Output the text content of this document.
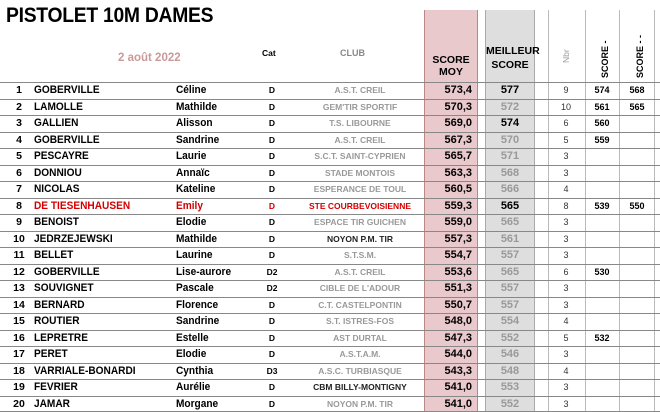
SCORE MOY
MEILLEUR
SCORE
PISTOLET 10M DAMES
2 août 2022	Cat	CLUB	Nbr	SCORE -	SCORE - -
1	GOBERVILLE	Céline	D	A.S.T. CREIL	573,4	577	9	574	568
2	LAMOLLE	Mathilde	D	GEM'TIR SPORTIF	570,3	572	10	561	565
3	GALLIEN	Alisson	D	T.S. LIBOURNE	569,0	574	6	560
4	GOBERVILLE	Sandrine	D	A.S.T. CREIL	567,3	570	5	559
5	PESCAYRE	Laurie	D	S.C.T. SAINT-CYPRIEN	565,7	571	3
6	DONNIOU	Annaïc	D	STADE MONTOIS	563,3	568	3
7	NICOLAS	Kateline	D	ESPERANCE DE TOUL	560,5	566	4
8	DE TIESENHAUSEN	Emily	D	STE COURBEVOISIENNE	559,3	565	8	539	550
9	BENOIST	Elodie	D	ESPACE TIR GUICHEN	559,0	565	3
10 JEDRZEJEWSKI	Mathilde	D	NOYON P.M. TIR	557,3	561	3
11 BELLET	Laurine	D	S.T.S.M.	554,7	557	3
12 GOBERVILLE	Lise-aurore	D2	A.S.T. CREIL	553,6	565	6	530
13 SOUVIGNET	Pascale	D2	CIBLE DE L'ADOUR	551,3	557	3
14 BERNARD	Florence	D	C.T. CASTELPONTIN	550,7	557	3
15 ROUTIER	Sandrine	D	S.T. ISTRES-FOS	548,0	554	4
16 LEPRETRE	Estelle	D	AST DURTAL	547,3	552	5	532
17 PERET	Elodie	D	A.S.T.A.M.	544,0	546	3
18 VARRIALE-BONARDI	Cynthia	D3	A.S.C. TURBIASQUE	543,3	548	4
19 FEVRIER	Aurélie	D	CBM BILLY-MONTIGNY	541,0	553	3
20 JAMAR	Morgane	D	NOYON P.M. TIR	541,0	552	3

→ **Task directions**:
Transcribe all of the records above character for character. Exclude the pictures.

→ **Written solution**:
Output the text content of this document.
SCORE MOY
MEILLEUR
SCORE
PISTOLET 10M DAMES
2 août 2022	Cat	CLUB	Nbr	SCORE -	SCORE - -
1	GOBERVILLE	Céline	D	A.S.T. CREIL	573,4	577	9	574	568
2	LAMOLLE	Mathilde	D	GEM'TIR SPORTIF	570,3	572	10	561	565
3	GALLIEN	Alisson	D	T.S. LIBOURNE	569,0	574	6	560
4	GOBERVILLE	Sandrine	D	A.S.T. CREIL	567,3	570	5	559
5	PESCAYRE	Laurie	D	S.C.T. SAINT-CYPRIEN	565,7	571	3
6	DONNIOU	Annaïc	D	STADE MONTOIS	563,3	568	3
7	NICOLAS	Kateline	D	ESPERANCE DE TOUL	560,5	566	4
8	DE TIESENHAUSEN	Emily	D	STE COURBEVOISIENNE	559,3	565	8	539	550
9	BENOIST	Elodie	D	ESPACE TIR GUICHEN	559,0	565	3
10 JEDRZEJEWSKI	Mathilde	D	NOYON P.M. TIR	557,3	561	3
11 BELLET	Laurine	D	S.T.S.M.	554,7	557	3
12 GOBERVILLE	Lise-aurore	D2	A.S.T. CREIL	553,6	565	6	530
13 SOUVIGNET	Pascale	D2	CIBLE DE L'ADOUR	551,3	557	3
14 BERNARD	Florence	D	C.T. CASTELPONTIN	550,7	557	3
15 ROUTIER	Sandrine	D	S.T. ISTRES-FOS	548,0	554	4
16 LEPRETRE	Estelle	D	AST DURTAL	547,3	552	5	532
17 PERET	Elodie	D	A.S.T.A.M.	544,0	546	3
18 VARRIALE-BONARDI	Cynthia	D3	A.S.C. TURBIASQUE	543,3	548	4
19 FEVRIER	Aurélie	D	CBM BILLY-MONTIGNY	541,0	553	3
20 JAMAR	Morgane	D	NOYON P.M. TIR	541,0	552	3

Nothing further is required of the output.